* REQUIREMENT
Reproduce the items verbatim, starting at their first line and ending with the line that contains "more-icon: [389, 294, 395, 312]".

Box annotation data
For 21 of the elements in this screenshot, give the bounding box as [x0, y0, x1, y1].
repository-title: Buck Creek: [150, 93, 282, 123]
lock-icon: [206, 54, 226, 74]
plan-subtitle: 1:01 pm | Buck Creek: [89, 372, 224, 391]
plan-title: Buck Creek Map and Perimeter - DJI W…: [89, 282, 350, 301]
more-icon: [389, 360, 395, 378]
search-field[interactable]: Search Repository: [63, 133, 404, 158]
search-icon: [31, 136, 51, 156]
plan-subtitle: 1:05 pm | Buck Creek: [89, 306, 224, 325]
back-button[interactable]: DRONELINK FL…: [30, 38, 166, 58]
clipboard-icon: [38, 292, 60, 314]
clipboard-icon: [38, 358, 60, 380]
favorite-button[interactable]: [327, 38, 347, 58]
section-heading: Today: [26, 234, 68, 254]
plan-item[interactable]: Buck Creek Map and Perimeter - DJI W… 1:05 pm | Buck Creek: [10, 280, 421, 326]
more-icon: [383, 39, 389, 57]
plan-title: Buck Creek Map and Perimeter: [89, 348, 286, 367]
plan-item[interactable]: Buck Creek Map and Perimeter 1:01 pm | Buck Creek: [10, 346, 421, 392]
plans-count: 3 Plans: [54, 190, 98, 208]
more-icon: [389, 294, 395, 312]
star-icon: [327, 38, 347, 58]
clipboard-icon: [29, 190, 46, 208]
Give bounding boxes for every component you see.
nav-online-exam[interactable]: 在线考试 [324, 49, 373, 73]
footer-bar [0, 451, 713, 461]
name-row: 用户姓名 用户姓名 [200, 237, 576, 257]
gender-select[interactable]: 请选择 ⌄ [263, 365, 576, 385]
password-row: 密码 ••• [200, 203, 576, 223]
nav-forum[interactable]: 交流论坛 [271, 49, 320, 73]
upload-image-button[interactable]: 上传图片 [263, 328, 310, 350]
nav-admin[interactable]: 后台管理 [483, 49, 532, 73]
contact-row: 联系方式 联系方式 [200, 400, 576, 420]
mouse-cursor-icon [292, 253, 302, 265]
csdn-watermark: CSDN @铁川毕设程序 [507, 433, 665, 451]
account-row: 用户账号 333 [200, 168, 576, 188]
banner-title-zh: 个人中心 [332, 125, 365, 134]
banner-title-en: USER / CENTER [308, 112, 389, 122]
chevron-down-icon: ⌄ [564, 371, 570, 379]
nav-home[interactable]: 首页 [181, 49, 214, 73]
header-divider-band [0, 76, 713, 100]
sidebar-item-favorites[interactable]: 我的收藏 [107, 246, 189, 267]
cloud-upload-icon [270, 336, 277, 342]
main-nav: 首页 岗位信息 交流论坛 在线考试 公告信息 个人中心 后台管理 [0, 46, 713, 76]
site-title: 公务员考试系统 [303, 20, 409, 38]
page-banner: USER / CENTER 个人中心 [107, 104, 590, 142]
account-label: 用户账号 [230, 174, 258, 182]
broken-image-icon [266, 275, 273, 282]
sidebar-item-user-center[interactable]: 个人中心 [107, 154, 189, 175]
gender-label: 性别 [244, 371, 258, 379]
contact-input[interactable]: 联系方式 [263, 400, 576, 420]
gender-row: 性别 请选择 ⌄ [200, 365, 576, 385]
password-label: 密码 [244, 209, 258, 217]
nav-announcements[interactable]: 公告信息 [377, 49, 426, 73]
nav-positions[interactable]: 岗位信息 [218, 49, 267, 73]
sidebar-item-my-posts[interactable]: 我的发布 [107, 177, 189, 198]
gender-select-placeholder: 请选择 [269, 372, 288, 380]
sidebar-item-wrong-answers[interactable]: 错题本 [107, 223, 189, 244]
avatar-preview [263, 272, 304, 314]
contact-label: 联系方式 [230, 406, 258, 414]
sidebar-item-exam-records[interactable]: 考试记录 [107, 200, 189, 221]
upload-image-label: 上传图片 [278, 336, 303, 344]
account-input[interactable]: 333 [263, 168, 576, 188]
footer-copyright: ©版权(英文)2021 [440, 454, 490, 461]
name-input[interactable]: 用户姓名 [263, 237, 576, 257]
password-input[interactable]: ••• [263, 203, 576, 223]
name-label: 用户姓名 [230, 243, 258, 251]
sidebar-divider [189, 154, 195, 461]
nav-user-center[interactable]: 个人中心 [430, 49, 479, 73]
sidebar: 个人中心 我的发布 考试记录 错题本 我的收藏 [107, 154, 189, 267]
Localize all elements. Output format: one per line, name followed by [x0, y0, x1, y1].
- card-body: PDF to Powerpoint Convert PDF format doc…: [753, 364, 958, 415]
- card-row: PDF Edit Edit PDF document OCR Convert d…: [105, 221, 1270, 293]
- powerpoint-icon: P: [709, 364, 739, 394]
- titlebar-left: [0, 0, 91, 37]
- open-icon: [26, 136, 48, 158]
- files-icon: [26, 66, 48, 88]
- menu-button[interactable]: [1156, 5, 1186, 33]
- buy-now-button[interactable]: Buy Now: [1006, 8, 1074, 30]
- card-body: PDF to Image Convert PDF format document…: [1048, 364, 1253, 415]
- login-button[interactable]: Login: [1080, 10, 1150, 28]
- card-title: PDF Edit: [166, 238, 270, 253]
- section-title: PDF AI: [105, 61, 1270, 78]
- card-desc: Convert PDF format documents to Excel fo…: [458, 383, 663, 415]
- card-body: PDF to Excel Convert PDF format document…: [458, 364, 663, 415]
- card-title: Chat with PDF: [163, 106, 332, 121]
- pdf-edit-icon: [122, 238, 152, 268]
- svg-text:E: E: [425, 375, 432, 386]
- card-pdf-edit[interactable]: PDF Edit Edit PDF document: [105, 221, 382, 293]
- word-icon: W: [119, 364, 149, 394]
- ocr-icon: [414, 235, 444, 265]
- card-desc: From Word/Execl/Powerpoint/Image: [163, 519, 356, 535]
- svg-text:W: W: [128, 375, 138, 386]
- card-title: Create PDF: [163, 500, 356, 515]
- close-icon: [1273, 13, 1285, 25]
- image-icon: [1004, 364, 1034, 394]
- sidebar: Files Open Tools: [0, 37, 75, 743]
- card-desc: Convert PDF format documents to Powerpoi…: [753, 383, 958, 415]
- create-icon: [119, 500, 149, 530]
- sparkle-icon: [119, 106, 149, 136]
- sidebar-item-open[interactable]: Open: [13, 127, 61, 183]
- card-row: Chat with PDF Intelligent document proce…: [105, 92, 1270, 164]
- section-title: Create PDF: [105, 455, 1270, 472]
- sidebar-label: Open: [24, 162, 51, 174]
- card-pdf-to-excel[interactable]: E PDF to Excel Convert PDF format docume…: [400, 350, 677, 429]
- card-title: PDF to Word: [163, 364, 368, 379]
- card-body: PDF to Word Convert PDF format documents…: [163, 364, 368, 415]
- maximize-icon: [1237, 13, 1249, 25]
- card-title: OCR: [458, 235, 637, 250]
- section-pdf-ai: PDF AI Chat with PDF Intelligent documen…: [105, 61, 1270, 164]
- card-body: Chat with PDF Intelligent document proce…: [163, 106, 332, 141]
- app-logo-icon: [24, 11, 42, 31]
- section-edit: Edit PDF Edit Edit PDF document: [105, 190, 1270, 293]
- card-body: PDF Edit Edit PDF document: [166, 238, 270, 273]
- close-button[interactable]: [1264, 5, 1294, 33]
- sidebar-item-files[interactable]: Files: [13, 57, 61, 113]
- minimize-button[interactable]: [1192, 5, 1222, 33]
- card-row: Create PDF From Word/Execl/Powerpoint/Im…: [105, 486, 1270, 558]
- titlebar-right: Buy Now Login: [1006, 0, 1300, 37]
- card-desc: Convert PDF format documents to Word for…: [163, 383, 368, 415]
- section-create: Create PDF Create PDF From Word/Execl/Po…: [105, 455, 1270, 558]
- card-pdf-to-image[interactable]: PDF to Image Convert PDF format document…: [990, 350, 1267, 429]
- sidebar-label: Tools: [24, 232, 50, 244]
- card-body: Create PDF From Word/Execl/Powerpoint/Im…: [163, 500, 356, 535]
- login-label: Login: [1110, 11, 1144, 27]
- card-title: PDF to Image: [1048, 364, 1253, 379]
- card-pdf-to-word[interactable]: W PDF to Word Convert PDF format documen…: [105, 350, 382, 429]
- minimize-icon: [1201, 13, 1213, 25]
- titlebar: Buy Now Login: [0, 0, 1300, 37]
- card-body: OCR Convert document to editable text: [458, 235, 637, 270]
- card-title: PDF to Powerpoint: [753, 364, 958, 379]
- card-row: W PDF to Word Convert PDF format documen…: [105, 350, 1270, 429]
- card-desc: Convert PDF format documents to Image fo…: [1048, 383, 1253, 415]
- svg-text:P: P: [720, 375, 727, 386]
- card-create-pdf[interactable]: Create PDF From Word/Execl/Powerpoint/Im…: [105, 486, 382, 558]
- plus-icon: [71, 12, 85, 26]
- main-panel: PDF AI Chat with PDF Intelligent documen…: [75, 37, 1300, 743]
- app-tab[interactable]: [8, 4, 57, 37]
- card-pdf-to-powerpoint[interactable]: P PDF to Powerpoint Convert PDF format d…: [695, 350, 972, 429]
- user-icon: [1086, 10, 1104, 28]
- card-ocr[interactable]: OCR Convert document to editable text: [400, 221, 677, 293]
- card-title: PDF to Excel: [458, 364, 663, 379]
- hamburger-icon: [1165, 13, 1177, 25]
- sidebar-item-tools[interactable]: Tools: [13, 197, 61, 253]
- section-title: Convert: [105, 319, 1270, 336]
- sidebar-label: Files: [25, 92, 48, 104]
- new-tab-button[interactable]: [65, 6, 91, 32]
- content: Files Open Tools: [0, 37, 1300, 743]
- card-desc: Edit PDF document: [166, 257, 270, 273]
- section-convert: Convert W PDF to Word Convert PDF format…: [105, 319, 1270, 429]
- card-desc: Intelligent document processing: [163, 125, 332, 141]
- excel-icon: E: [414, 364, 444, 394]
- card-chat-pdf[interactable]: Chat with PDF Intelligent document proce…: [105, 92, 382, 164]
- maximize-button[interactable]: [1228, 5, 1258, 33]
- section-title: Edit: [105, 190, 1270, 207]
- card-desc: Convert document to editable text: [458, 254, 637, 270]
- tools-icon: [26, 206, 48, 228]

* FINAL RESULT
For 21 of the elements in this screenshot, give the bounding box as [x0, y0, x1, y1].
repository-title: Buck Creek: [150, 93, 282, 123]
lock-icon: [206, 54, 226, 74]
plan-subtitle: 1:01 pm | Buck Creek: [89, 372, 224, 391]
plan-title: Buck Creek Map and Perimeter - DJI W…: [89, 282, 350, 301]
more-icon: [389, 360, 395, 378]
search-field[interactable]: Search Repository: [63, 133, 404, 158]
search-icon: [31, 136, 51, 156]
plan-subtitle: 1:05 pm | Buck Creek: [89, 306, 224, 325]
back-button[interactable]: DRONELINK FL…: [30, 38, 166, 58]
clipboard-icon: [38, 292, 60, 314]
clipboard-icon: [38, 358, 60, 380]
favorite-button[interactable]: [327, 38, 347, 58]
section-heading: Today: [26, 234, 68, 254]
plan-item[interactable]: Buck Creek Map and Perimeter - DJI W… 1:05 pm | Buck Creek: [10, 280, 421, 326]
more-icon: [383, 39, 389, 57]
plan-title: Buck Creek Map and Perimeter: [89, 348, 286, 367]
plan-item[interactable]: Buck Creek Map and Perimeter 1:01 pm | Buck Creek: [10, 346, 421, 392]
plans-count: 3 Plans: [54, 190, 98, 208]
more-icon: [389, 294, 395, 312]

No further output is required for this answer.